## EXERCISE GOAL
Copy each line of the material below that includes the string "JSON".

[Begin]

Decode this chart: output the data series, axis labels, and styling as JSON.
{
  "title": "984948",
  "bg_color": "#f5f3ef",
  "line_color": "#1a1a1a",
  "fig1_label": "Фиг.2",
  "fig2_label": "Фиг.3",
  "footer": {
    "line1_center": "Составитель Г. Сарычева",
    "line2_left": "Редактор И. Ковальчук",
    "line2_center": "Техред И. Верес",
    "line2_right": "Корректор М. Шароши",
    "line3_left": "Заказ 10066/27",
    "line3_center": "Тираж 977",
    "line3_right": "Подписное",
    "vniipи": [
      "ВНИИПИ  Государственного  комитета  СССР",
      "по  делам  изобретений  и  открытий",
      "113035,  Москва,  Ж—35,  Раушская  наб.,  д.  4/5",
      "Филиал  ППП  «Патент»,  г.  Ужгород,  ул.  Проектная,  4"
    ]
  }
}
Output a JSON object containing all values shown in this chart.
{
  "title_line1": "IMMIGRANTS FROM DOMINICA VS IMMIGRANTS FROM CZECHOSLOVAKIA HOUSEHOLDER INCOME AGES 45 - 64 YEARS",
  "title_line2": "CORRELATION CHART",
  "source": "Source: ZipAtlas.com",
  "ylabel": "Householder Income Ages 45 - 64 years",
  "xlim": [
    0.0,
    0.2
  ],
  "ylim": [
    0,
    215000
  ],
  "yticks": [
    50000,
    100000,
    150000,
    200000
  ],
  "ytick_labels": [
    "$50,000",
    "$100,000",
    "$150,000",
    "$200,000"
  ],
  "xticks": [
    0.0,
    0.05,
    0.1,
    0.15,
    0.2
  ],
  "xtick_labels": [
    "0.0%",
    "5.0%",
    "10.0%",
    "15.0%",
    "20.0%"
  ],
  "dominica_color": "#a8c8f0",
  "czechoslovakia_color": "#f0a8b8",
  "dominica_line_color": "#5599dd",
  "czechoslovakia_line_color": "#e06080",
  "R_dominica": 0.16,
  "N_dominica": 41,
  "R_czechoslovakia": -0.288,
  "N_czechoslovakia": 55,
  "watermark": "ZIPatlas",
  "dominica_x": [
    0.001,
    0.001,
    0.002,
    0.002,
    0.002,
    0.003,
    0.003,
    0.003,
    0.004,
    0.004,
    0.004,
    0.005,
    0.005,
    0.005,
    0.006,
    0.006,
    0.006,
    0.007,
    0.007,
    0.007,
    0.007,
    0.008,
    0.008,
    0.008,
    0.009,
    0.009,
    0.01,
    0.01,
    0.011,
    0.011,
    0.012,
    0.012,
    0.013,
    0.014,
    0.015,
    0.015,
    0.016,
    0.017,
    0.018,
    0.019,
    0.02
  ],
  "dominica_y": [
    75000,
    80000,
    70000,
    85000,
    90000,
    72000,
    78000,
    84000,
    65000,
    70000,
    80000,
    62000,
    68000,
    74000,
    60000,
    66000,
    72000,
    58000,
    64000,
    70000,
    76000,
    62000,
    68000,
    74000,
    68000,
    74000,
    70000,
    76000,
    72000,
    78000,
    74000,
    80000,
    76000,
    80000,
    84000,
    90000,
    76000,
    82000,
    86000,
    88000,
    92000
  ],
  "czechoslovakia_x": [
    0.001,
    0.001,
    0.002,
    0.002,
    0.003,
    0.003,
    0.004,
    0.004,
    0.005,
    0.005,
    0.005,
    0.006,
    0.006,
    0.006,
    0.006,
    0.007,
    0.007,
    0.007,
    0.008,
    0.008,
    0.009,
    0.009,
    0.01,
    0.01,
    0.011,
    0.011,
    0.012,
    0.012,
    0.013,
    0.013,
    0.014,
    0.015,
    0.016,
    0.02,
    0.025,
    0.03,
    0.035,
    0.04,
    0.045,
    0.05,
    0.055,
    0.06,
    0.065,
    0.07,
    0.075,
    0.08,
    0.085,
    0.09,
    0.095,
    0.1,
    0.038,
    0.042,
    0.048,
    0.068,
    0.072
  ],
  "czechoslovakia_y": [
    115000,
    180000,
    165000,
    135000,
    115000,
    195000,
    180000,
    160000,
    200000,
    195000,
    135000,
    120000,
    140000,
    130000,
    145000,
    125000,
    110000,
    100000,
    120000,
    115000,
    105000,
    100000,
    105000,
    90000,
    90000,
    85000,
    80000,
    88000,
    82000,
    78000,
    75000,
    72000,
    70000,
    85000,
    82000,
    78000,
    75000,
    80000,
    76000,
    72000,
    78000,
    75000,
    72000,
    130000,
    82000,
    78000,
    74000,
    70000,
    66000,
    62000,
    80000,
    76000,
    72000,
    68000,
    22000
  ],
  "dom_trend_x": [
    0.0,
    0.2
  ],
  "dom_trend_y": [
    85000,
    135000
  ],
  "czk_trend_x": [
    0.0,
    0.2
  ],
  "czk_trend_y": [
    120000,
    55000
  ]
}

[End]

## THE SOLUTION
Decode this chart: output the data series, axis labels, and styling as JSON.
Output a JSON object containing all values shown in this chart.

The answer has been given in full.